**Required work**.
Search the listing for "année" and copy every line where it appears.

**Dataset extract**.
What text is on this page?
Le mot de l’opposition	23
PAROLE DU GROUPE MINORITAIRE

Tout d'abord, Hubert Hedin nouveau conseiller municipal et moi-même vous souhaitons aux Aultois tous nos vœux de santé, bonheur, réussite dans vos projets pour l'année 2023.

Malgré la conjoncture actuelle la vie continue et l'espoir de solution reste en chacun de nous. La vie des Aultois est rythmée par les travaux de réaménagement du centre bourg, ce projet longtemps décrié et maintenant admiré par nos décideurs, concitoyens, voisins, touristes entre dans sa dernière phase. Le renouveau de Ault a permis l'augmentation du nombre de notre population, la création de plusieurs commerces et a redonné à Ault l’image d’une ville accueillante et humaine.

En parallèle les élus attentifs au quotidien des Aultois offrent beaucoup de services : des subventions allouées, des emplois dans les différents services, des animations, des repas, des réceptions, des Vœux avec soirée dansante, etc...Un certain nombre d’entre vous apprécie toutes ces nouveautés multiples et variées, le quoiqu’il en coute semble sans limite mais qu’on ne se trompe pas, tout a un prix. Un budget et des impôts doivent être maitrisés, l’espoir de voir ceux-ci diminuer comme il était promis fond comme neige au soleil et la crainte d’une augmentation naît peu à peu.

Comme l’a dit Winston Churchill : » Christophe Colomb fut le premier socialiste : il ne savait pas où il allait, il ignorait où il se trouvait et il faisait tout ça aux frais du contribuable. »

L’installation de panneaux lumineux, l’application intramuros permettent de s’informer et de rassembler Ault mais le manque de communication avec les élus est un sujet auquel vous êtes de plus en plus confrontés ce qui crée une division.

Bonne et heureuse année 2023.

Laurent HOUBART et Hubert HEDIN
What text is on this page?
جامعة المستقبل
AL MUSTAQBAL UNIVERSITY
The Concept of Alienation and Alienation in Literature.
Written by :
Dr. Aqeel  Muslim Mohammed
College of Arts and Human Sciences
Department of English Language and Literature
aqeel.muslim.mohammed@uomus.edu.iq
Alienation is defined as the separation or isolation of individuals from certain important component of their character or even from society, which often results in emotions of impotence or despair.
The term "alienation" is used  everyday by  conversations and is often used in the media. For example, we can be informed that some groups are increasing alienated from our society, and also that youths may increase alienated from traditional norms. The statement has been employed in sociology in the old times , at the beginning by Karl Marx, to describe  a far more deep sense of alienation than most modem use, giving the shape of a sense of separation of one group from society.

**Written response**.
Tout d'abord, Hubert Hedin nouveau conseiller municipal et moi-même vous souhaitons aux Aultois tous nos vœux de santé, bonheur, réussite dans vos projets pour l'année 2023.
Bonne et heureuse année 2023.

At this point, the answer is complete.